"""
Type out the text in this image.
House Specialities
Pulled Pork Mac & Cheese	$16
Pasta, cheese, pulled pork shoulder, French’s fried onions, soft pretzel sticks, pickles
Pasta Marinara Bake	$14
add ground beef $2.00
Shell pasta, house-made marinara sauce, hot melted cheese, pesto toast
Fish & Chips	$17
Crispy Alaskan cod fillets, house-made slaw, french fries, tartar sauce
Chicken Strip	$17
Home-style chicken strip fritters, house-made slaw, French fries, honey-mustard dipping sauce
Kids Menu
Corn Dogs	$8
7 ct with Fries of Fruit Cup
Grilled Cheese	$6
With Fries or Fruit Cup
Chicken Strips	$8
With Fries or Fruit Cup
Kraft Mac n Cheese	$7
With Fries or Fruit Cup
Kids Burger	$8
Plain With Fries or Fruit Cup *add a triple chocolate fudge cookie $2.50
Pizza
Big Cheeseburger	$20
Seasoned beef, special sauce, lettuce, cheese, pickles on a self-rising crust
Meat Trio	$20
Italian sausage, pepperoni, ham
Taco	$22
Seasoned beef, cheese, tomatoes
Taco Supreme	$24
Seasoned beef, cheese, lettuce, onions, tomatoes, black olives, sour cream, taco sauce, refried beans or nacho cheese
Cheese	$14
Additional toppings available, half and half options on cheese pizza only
"""
=== The request ===
Quote the data above in full, changing nothing.

=== Response ===
Type out the text in this image.
House Specialities
Pulled Pork Mac & Cheese	$16
Pasta, cheese, pulled pork shoulder, French’s fried onions, soft pretzel sticks, pickles
Pasta Marinara Bake	$14
add ground beef $2.00
Shell pasta, house-made marinara sauce, hot melted cheese, pesto toast
Fish & Chips	$17
Crispy Alaskan cod fillets, house-made slaw, french fries, tartar sauce
Chicken Strip	$17
Home-style chicken strip fritters, house-made slaw, French fries, honey-mustard dipping sauce
Kids Menu
Corn Dogs	$8
7 ct with Fries of Fruit Cup
Grilled Cheese	$6
With Fries or Fruit Cup
Chicken Strips	$8
With Fries or Fruit Cup
Kraft Mac n Cheese	$7
With Fries or Fruit Cup
Kids Burger	$8
Plain With Fries or Fruit Cup *add a triple chocolate fudge cookie $2.50
Pizza
Big Cheeseburger	$20
Seasoned beef, special sauce, lettuce, cheese, pickles on a self-rising crust
Meat Trio	$20
Italian sausage, pepperoni, ham
Taco	$22
Seasoned beef, cheese, tomatoes
Taco Supreme	$24
Seasoned beef, cheese, lettuce, onions, tomatoes, black olives, sour cream, taco sauce, refried beans or nacho cheese
Cheese	$14
Additional toppings available, half and half options on cheese pizza only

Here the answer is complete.